The complete listing should be restated exactly.

++++++++++

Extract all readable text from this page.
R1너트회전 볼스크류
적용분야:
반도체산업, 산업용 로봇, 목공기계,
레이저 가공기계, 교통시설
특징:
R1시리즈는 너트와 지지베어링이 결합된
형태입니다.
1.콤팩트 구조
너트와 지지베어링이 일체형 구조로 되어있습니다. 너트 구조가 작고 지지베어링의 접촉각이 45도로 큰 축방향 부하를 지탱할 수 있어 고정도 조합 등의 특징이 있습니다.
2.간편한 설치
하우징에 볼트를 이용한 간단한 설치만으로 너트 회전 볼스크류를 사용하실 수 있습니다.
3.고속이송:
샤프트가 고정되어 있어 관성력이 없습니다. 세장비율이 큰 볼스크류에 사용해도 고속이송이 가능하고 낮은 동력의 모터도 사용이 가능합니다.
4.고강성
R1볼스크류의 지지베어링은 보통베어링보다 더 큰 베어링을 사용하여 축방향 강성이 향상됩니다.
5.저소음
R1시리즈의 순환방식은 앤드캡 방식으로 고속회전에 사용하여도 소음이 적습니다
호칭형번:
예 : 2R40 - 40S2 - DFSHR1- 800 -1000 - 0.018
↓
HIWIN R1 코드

++++++++++

ANSWER TO THE PROBLEM ::
Extract all readable text from this page.
R1너트회전 볼스크류
적용분야:
반도체산업, 산업용 로봇, 목공기계,
레이저 가공기계, 교통시설
특징:
R1시리즈는 너트와 지지베어링이 결합된
형태입니다.
1.콤팩트 구조
너트와 지지베어링이 일체형 구조로 되어있습니다. 너트 구조가 작고 지지베어링의 접촉각이 45도로 큰 축방향 부하를 지탱할 수 있어 고정도 조합 등의 특징이 있습니다.
2.간편한 설치
하우징에 볼트를 이용한 간단한 설치만으로 너트 회전 볼스크류를 사용하실 수 있습니다.
3.고속이송:
샤프트가 고정되어 있어 관성력이 없습니다. 세장비율이 큰 볼스크류에 사용해도 고속이송이 가능하고 낮은 동력의 모터도 사용이 가능합니다.
4.고강성
R1볼스크류의 지지베어링은 보통베어링보다 더 큰 베어링을 사용하여 축방향 강성이 향상됩니다.
5.저소음
R1시리즈의 순환방식은 앤드캡 방식으로 고속회전에 사용하여도 소음이 적습니다
호칭형번:
예 : 2R40 - 40S2 - DFSHR1- 800 -1000 - 0.018
↓
HIWIN R1 코드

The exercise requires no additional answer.